**What you have to do:** Copy each line that contains the word "előszót".

**Entries provided:**

_____

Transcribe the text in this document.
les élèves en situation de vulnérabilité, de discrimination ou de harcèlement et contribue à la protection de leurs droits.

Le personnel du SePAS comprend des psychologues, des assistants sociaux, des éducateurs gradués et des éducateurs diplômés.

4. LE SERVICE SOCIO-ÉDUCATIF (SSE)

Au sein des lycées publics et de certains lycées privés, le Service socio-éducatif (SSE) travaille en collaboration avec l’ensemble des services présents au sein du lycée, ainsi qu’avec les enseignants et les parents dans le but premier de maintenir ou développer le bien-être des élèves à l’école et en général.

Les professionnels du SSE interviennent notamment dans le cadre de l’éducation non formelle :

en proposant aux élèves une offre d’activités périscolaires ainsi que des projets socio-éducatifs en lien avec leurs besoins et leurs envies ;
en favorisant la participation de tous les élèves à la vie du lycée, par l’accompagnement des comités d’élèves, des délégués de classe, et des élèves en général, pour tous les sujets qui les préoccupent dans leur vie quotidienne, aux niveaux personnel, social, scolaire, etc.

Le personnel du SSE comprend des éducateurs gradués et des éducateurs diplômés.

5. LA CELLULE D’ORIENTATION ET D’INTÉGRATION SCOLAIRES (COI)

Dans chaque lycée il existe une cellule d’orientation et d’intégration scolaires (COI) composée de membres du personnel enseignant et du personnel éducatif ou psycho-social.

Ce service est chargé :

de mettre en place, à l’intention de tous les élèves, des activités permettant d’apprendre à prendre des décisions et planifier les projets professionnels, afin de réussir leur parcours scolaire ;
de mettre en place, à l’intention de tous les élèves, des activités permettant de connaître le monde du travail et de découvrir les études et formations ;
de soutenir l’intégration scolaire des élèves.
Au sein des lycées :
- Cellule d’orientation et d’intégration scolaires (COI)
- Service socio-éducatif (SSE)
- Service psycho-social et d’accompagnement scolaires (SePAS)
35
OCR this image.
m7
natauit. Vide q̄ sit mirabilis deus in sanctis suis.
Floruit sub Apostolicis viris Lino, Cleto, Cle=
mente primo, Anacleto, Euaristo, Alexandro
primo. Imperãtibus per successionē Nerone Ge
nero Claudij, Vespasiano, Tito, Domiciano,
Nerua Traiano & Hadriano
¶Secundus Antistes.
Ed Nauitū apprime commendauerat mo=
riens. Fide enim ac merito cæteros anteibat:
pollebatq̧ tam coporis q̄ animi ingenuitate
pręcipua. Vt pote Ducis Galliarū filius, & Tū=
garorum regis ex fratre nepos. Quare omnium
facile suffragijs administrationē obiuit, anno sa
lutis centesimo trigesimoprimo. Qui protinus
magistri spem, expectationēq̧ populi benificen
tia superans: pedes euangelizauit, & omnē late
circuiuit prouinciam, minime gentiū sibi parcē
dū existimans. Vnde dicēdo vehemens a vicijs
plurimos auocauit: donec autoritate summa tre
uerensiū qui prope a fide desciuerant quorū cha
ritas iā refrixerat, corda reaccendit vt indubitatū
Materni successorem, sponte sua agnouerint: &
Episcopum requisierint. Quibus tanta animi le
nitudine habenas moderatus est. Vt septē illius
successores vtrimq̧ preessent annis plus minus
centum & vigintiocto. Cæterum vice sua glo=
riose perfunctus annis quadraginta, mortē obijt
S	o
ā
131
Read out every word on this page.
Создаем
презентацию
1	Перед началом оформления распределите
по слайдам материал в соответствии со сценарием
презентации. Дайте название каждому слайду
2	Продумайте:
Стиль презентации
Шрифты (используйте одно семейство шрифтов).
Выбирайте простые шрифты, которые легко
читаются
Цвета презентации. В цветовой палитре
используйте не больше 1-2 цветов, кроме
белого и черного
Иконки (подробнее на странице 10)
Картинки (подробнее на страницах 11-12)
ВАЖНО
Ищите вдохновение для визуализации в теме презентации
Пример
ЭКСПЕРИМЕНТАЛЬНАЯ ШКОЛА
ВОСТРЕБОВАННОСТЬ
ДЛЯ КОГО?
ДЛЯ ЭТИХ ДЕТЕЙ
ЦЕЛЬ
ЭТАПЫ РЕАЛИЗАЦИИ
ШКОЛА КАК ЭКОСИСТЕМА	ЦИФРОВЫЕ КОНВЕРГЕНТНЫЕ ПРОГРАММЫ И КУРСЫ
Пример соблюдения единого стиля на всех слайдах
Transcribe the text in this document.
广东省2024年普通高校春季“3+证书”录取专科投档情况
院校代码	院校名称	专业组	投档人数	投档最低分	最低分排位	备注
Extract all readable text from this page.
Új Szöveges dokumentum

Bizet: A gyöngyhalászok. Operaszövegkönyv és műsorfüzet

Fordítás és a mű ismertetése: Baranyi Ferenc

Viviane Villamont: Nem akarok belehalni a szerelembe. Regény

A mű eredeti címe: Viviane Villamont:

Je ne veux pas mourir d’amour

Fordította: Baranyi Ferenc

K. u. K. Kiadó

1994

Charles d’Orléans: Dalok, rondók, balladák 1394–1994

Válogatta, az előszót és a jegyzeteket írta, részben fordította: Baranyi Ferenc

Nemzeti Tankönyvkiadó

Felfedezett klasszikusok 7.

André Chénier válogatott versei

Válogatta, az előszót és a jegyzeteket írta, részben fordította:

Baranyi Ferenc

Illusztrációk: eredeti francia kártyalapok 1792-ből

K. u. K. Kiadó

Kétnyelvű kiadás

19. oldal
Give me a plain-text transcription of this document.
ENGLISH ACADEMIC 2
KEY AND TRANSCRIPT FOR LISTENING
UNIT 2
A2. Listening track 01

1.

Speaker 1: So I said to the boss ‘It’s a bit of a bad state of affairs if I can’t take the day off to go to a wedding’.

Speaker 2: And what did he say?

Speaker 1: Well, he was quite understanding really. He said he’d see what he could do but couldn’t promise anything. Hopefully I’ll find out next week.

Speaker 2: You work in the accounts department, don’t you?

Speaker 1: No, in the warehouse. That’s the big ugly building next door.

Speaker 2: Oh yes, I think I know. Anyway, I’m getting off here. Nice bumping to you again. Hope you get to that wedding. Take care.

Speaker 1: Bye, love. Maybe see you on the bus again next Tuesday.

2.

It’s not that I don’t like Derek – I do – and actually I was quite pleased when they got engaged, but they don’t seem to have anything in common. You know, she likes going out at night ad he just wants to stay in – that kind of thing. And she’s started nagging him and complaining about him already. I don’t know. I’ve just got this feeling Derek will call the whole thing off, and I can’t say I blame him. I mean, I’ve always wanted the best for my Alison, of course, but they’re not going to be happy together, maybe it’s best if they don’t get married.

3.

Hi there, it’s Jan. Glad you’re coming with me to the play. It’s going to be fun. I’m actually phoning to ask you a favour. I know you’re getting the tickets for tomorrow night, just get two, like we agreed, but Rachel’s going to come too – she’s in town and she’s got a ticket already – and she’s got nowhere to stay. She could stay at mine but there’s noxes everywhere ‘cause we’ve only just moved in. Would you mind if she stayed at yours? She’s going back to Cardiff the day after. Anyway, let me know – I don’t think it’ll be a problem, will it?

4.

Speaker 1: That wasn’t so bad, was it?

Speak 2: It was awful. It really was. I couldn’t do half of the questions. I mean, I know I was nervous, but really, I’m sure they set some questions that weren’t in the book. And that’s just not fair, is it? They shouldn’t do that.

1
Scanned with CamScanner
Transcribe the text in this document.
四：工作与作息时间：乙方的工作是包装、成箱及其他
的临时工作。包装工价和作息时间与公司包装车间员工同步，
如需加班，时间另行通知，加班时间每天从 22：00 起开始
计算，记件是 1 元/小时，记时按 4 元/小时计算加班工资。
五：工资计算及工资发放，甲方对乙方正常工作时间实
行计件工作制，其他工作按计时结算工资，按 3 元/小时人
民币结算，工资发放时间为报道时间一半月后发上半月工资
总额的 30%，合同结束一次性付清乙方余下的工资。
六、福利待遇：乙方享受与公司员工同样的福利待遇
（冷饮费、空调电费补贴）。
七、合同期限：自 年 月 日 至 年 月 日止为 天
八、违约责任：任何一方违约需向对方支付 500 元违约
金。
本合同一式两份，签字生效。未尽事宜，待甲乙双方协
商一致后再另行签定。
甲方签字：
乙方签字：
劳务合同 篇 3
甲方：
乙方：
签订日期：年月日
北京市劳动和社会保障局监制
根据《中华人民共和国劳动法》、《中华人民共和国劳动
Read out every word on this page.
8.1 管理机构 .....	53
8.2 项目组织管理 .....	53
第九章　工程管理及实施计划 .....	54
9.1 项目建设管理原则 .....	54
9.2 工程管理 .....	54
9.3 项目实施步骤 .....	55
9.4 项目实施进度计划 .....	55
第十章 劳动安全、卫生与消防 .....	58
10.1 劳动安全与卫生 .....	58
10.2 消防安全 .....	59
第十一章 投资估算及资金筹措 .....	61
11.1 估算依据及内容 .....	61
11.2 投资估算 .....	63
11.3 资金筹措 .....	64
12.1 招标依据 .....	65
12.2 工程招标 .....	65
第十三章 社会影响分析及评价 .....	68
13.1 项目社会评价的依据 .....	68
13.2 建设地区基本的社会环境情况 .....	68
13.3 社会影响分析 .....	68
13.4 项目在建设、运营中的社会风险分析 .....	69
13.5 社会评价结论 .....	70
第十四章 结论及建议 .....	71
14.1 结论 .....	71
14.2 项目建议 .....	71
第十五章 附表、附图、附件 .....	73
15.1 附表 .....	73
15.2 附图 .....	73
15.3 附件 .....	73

_____

**Answer to this problem:**
Válogatta, az előszót és a jegyzeteket írta, részben fordította: Baranyi Ferenc
Válogatta, az előszót és a jegyzeteket írta, részben fordította:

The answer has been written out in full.